• [EXERCISE REQUIREMENTS] Copy out the listing in full, exactly as written, but not its pictures.

begin EXERCISE DATA

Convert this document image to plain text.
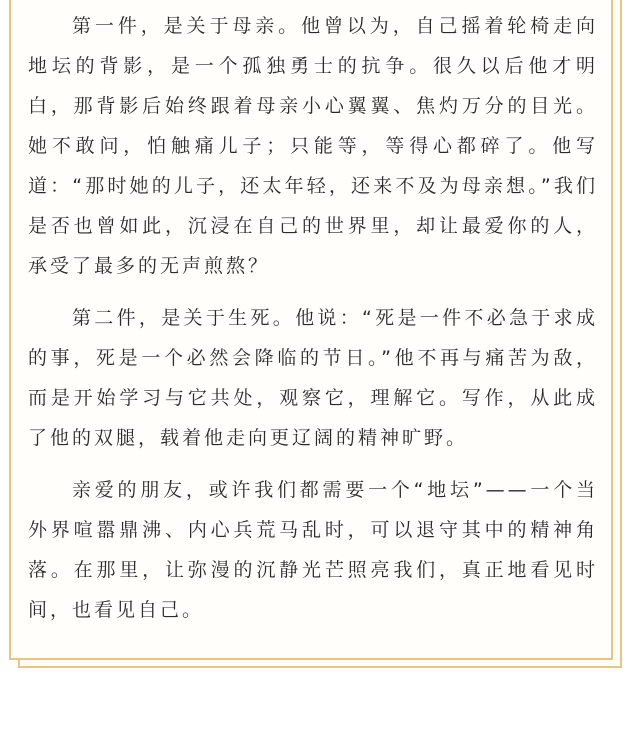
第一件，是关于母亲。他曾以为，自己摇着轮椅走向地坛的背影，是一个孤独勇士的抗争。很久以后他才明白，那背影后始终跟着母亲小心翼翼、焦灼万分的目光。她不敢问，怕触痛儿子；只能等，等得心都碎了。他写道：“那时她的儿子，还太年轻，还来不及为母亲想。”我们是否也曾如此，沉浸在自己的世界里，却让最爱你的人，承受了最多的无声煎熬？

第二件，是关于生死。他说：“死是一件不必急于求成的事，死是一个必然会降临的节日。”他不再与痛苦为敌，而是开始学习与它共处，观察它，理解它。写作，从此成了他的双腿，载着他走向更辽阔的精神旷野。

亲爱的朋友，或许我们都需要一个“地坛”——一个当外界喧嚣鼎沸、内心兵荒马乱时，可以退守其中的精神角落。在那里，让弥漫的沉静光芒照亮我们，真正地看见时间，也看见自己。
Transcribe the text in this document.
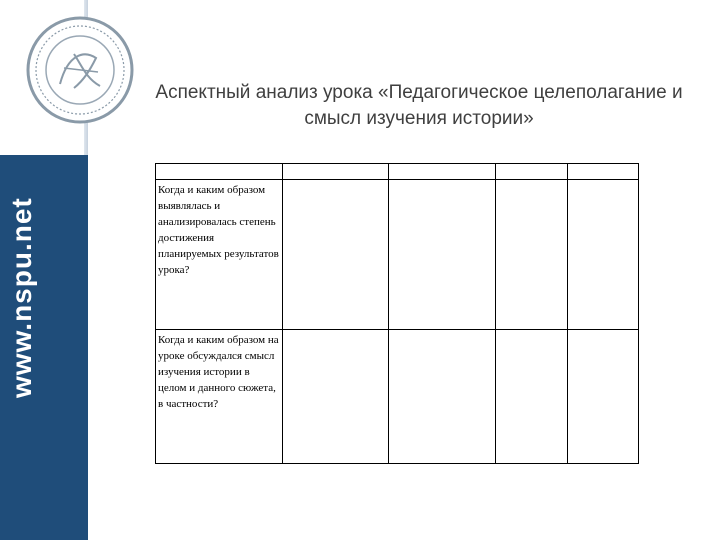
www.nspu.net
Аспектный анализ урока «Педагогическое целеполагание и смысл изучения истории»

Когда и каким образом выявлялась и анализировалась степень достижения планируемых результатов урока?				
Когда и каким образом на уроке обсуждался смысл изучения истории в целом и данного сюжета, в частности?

end EXERCISE DATA

• [TASK OUTPUT]
Convert this document image to plain text.
第一件，是关于母亲。他曾以为，自己摇着轮椅走向地坛的背影，是一个孤独勇士的抗争。很久以后他才明白，那背影后始终跟着母亲小心翼翼、焦灼万分的目光。她不敢问，怕触痛儿子；只能等，等得心都碎了。他写道：“那时她的儿子，还太年轻，还来不及为母亲想。”我们是否也曾如此，沉浸在自己的世界里，却让最爱你的人，承受了最多的无声煎熬？

第二件，是关于生死。他说：“死是一件不必急于求成的事，死是一个必然会降临的节日。”他不再与痛苦为敌，而是开始学习与它共处，观察它，理解它。写作，从此成了他的双腿，载着他走向更辽阔的精神旷野。

亲爱的朋友，或许我们都需要一个“地坛”——一个当外界喧嚣鼎沸、内心兵荒马乱时，可以退守其中的精神角落。在那里，让弥漫的沉静光芒照亮我们，真正地看见时间，也看见自己。
Transcribe the text in this document.
www.nspu.net
Аспектный анализ урока «Педагогическое целеполагание и смысл изучения истории»

Когда и каким образом выявлялась и анализировалась степень достижения планируемых результатов урока?				
Когда и каким образом на уроке обсуждался смысл изучения истории в целом и данного сюжета, в частности?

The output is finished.